◆ **Task**
Copy out only the lines from the one containing "Circle shape — [410, 588, 430, 608]" through the one containing "Circle shape — [688, 535, 698, 545]". Substitute "Round marker" for "Circle shape" and change nothing else.

— START OF Record extracts —

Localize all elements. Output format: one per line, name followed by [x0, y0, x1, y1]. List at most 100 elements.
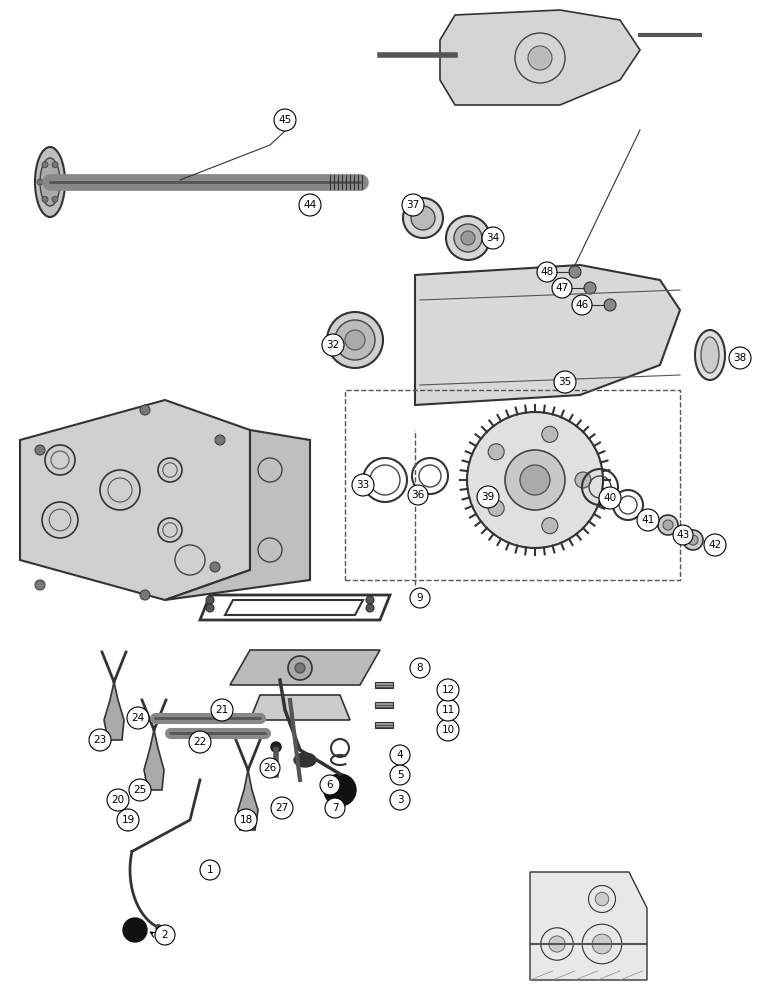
Circle shape — [410, 588, 430, 608]
Text: 18: 18 — [239, 815, 252, 825]
Circle shape — [155, 925, 175, 945]
Circle shape — [35, 445, 45, 455]
Circle shape — [604, 299, 616, 311]
Circle shape — [215, 435, 225, 445]
Circle shape — [411, 206, 435, 230]
Text: 8: 8 — [417, 663, 423, 673]
Circle shape — [123, 918, 147, 942]
Circle shape — [688, 535, 698, 545]
Circle shape — [271, 797, 293, 819]
Circle shape — [402, 194, 424, 216]
Ellipse shape — [40, 158, 60, 206]
Text: 39: 39 — [482, 492, 495, 502]
Circle shape — [206, 596, 214, 604]
Circle shape — [390, 745, 410, 765]
Text: 37: 37 — [406, 200, 420, 210]
Ellipse shape — [695, 330, 725, 380]
Circle shape — [325, 798, 345, 818]
Circle shape — [127, 707, 149, 729]
Circle shape — [117, 809, 139, 831]
Circle shape — [52, 162, 58, 168]
Circle shape — [520, 465, 550, 495]
Text: 35: 35 — [558, 377, 571, 387]
Bar — [375, 702, 393, 708]
Circle shape — [505, 450, 565, 510]
Circle shape — [437, 719, 459, 741]
Circle shape — [352, 474, 374, 496]
Polygon shape — [20, 400, 250, 600]
Text: 46: 46 — [575, 300, 588, 310]
Circle shape — [271, 742, 281, 752]
Text: 22: 22 — [193, 737, 207, 747]
Circle shape — [322, 334, 344, 356]
Text: 23: 23 — [93, 735, 107, 745]
Circle shape — [569, 266, 581, 278]
Circle shape — [129, 779, 151, 801]
Text: 40: 40 — [604, 493, 617, 503]
Circle shape — [200, 860, 220, 880]
Text: 25: 25 — [134, 785, 147, 795]
Text: 45: 45 — [279, 115, 292, 125]
Text: 12: 12 — [442, 685, 455, 695]
Circle shape — [658, 515, 678, 535]
Text: 4: 4 — [397, 750, 403, 760]
Text: 24: 24 — [131, 713, 144, 723]
Circle shape — [599, 487, 621, 509]
Circle shape — [552, 278, 572, 298]
Circle shape — [107, 789, 129, 811]
Circle shape — [595, 892, 609, 906]
Circle shape — [572, 295, 592, 315]
Circle shape — [295, 663, 305, 673]
Circle shape — [345, 330, 365, 350]
Polygon shape — [230, 650, 380, 685]
Text: 44: 44 — [303, 200, 317, 210]
Circle shape — [140, 590, 150, 600]
Circle shape — [482, 227, 504, 249]
Circle shape — [390, 790, 410, 810]
Circle shape — [366, 604, 374, 612]
Circle shape — [320, 775, 340, 795]
Circle shape — [704, 534, 726, 556]
Circle shape — [206, 604, 214, 612]
Text: 33: 33 — [357, 480, 370, 490]
Text: 34: 34 — [486, 233, 499, 243]
Polygon shape — [415, 265, 680, 405]
Circle shape — [663, 520, 673, 530]
Circle shape — [454, 224, 482, 252]
Circle shape — [35, 580, 45, 590]
Circle shape — [575, 472, 591, 488]
Bar — [375, 682, 393, 688]
Circle shape — [57, 179, 63, 185]
Text: 10: 10 — [442, 725, 455, 735]
Polygon shape — [530, 872, 647, 980]
Circle shape — [288, 656, 312, 680]
Text: 5: 5 — [397, 770, 403, 780]
Text: 38: 38 — [733, 353, 747, 363]
Circle shape — [211, 699, 233, 721]
Text: 3: 3 — [397, 795, 403, 805]
Polygon shape — [238, 770, 258, 830]
Polygon shape — [144, 730, 164, 790]
Text: 32: 32 — [327, 340, 340, 350]
Circle shape — [683, 530, 703, 550]
Circle shape — [89, 729, 111, 751]
Circle shape — [584, 282, 596, 294]
Text: 48: 48 — [540, 267, 554, 277]
Circle shape — [52, 196, 58, 202]
Circle shape — [637, 509, 659, 531]
Circle shape — [592, 934, 612, 954]
Text: 19: 19 — [121, 815, 134, 825]
Circle shape — [542, 518, 558, 534]
Circle shape — [528, 46, 552, 70]
Text: 36: 36 — [411, 490, 425, 500]
Text: 20: 20 — [111, 795, 124, 805]
Circle shape — [461, 231, 475, 245]
Polygon shape — [250, 695, 350, 720]
Circle shape — [335, 320, 375, 360]
Circle shape — [554, 371, 576, 393]
Circle shape — [42, 196, 48, 202]
Circle shape — [366, 596, 374, 604]
Text: 7: 7 — [332, 803, 338, 813]
Text: 27: 27 — [276, 803, 289, 813]
Text: 6: 6 — [327, 780, 334, 790]
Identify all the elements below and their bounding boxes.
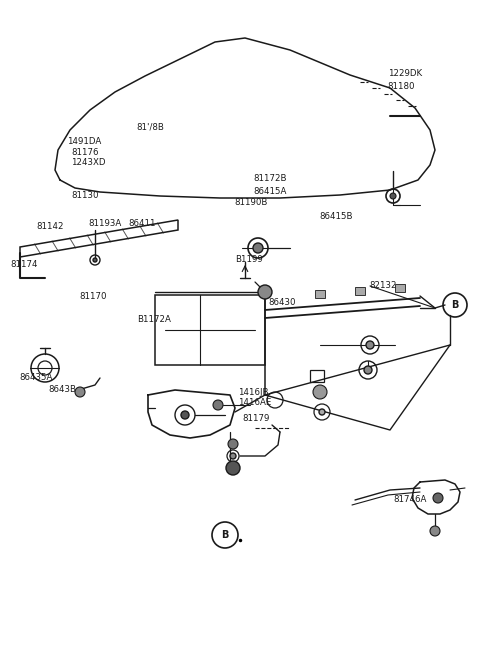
Circle shape: [430, 526, 440, 536]
Text: 81174: 81174: [11, 260, 38, 269]
Text: 81172B: 81172B: [253, 174, 287, 183]
Bar: [395, 284, 405, 292]
Text: 1416JB: 1416JB: [238, 388, 268, 397]
Circle shape: [181, 411, 189, 419]
Circle shape: [364, 366, 372, 374]
Text: 81142: 81142: [36, 222, 63, 231]
Circle shape: [258, 285, 272, 299]
Text: 8643B: 8643B: [48, 385, 76, 394]
Circle shape: [313, 385, 327, 399]
Circle shape: [226, 461, 240, 475]
Circle shape: [366, 341, 374, 349]
Text: 81190B: 81190B: [234, 198, 268, 207]
Text: 1416AE: 1416AE: [238, 397, 271, 407]
Text: B: B: [451, 300, 459, 310]
Text: 81'/8B: 81'/8B: [137, 123, 165, 132]
Text: 81170: 81170: [79, 292, 107, 302]
Text: 82132: 82132: [370, 281, 397, 290]
Bar: [310, 370, 324, 382]
Circle shape: [93, 258, 97, 262]
Text: 1491DA: 1491DA: [67, 137, 101, 146]
Circle shape: [433, 493, 443, 503]
Circle shape: [75, 387, 85, 397]
Text: 1229DK: 1229DK: [388, 69, 422, 78]
Bar: [315, 290, 325, 298]
Text: 81193A: 81193A: [89, 219, 122, 228]
Bar: [355, 286, 365, 294]
Circle shape: [319, 409, 325, 415]
Text: 81180: 81180: [388, 82, 415, 91]
Circle shape: [228, 439, 238, 449]
Text: 86415A: 86415A: [253, 187, 287, 196]
Circle shape: [213, 400, 223, 410]
Text: 1243XD: 1243XD: [71, 158, 106, 168]
Circle shape: [230, 453, 236, 459]
Text: 86430: 86430: [269, 298, 296, 307]
Text: 81130: 81130: [71, 191, 98, 200]
Bar: [155, 295, 265, 365]
Text: 81179: 81179: [242, 414, 270, 423]
Circle shape: [390, 193, 396, 199]
Text: 86411: 86411: [129, 219, 156, 228]
Circle shape: [253, 243, 263, 253]
Text: 81746A: 81746A: [394, 495, 427, 504]
Text: 86415B: 86415B: [319, 212, 353, 221]
Text: B1199: B1199: [235, 255, 263, 264]
Text: 86435A: 86435A: [19, 373, 53, 382]
Text: 81176: 81176: [71, 148, 98, 157]
Text: B: B: [221, 530, 228, 540]
Text: B1172A: B1172A: [137, 315, 171, 325]
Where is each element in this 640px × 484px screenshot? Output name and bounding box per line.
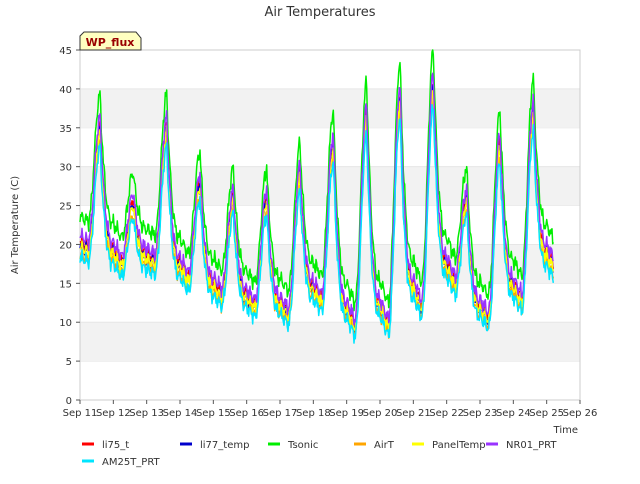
x-tick-label: Sep 16 [229, 408, 264, 419]
x-tick-label: Sep 17 [263, 408, 298, 419]
x-tick-label: Sep 13 [129, 408, 164, 419]
site-badge: WP_flux [79, 31, 142, 51]
legend-label: AirT [374, 440, 395, 451]
y-axis-ticks: 0 5 10 15 20 25 30 35 40 45 [59, 46, 80, 407]
x-tick-label: Sep 26 [563, 408, 598, 419]
legend-item: li77_temp [180, 440, 249, 451]
grid-band [80, 88, 580, 128]
x-tick-label: Sep 25 [529, 408, 564, 419]
x-tick-label: Sep 11 [63, 408, 98, 419]
x-tick-label: Sep 15 [196, 408, 231, 419]
legend-item: PanelTemp [412, 440, 486, 451]
grid-band [80, 322, 580, 362]
y-tick-label: 40 [59, 85, 72, 96]
y-tick-label: 5 [66, 357, 72, 368]
legend-item: li75_t [82, 440, 129, 451]
site-badge-box [79, 31, 142, 51]
legend-label: PanelTemp [432, 440, 486, 451]
legend-item: NR01_PRT [486, 440, 557, 451]
y-tick-label: 35 [59, 124, 72, 135]
y-tick-label: 0 [66, 396, 72, 407]
y-tick-label: 30 [59, 163, 72, 174]
legend-item: Tsonic [268, 440, 318, 451]
legend-label: li75_t [102, 440, 129, 451]
legend-label: NR01_PRT [506, 440, 557, 451]
x-tick-label: Sep 19 [329, 408, 364, 419]
legend-item: AM25T_PRT [82, 457, 161, 468]
y-tick-label: 15 [59, 279, 72, 290]
x-tick-label: Sep 23 [463, 408, 498, 419]
series-line-Tsonic [79, 49, 554, 312]
plot-frame [79, 49, 581, 401]
legend: li75_t li77_temp Tsonic AirT PanelTemp NR01_P… [82, 440, 557, 468]
x-axis-label: Time [553, 425, 578, 436]
x-tick-label: Sep 24 [496, 408, 531, 419]
grid-band [80, 244, 580, 284]
legend-label: li77_temp [200, 440, 249, 451]
y-tick-label: 25 [59, 202, 72, 213]
series-line-NR01_PRT [79, 72, 554, 326]
x-tick-label: Sep 18 [296, 408, 331, 419]
y-tick-label: 20 [59, 240, 72, 251]
x-tick-label: Sep 21 [396, 408, 431, 419]
y-tick-label: 45 [59, 46, 72, 57]
series-line-AM25T_PRT [79, 104, 555, 344]
chart-title: Air Temperatures [264, 5, 375, 20]
y-tick-label: 10 [59, 318, 72, 329]
legend-label: AM25T_PRT [102, 457, 161, 468]
legend-label: Tsonic [287, 440, 318, 451]
y-axis-label: Air Temperature (C) [10, 176, 21, 274]
series-lines [79, 49, 555, 344]
legend-item: AirT [354, 440, 395, 451]
x-tick-label: Sep 22 [429, 408, 464, 419]
x-tick-label: Sep 12 [96, 408, 131, 419]
x-tick-label: Sep 14 [163, 408, 198, 419]
x-tick-label: Sep 20 [363, 408, 398, 419]
site-badge-label: WP_flux [86, 36, 135, 49]
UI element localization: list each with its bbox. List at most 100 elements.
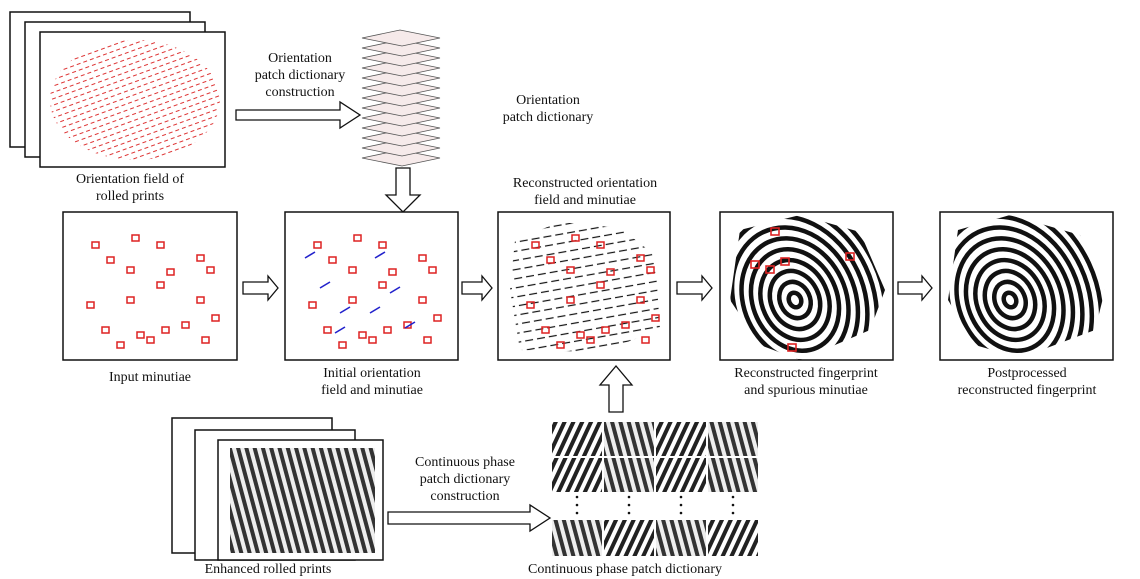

— END OF Record extracts —

◆ **Final answer**
Round marker — [410, 588, 430, 608]
Text: 18: 18 — [239, 815, 252, 825]
Round marker — [155, 925, 175, 945]
Round marker — [35, 445, 45, 455]
Round marker — [604, 299, 616, 311]
Round marker — [215, 435, 225, 445]
Round marker — [411, 206, 435, 230]
Text: 8: 8 — [417, 663, 423, 673]
Round marker — [123, 918, 147, 942]
Round marker — [688, 535, 698, 545]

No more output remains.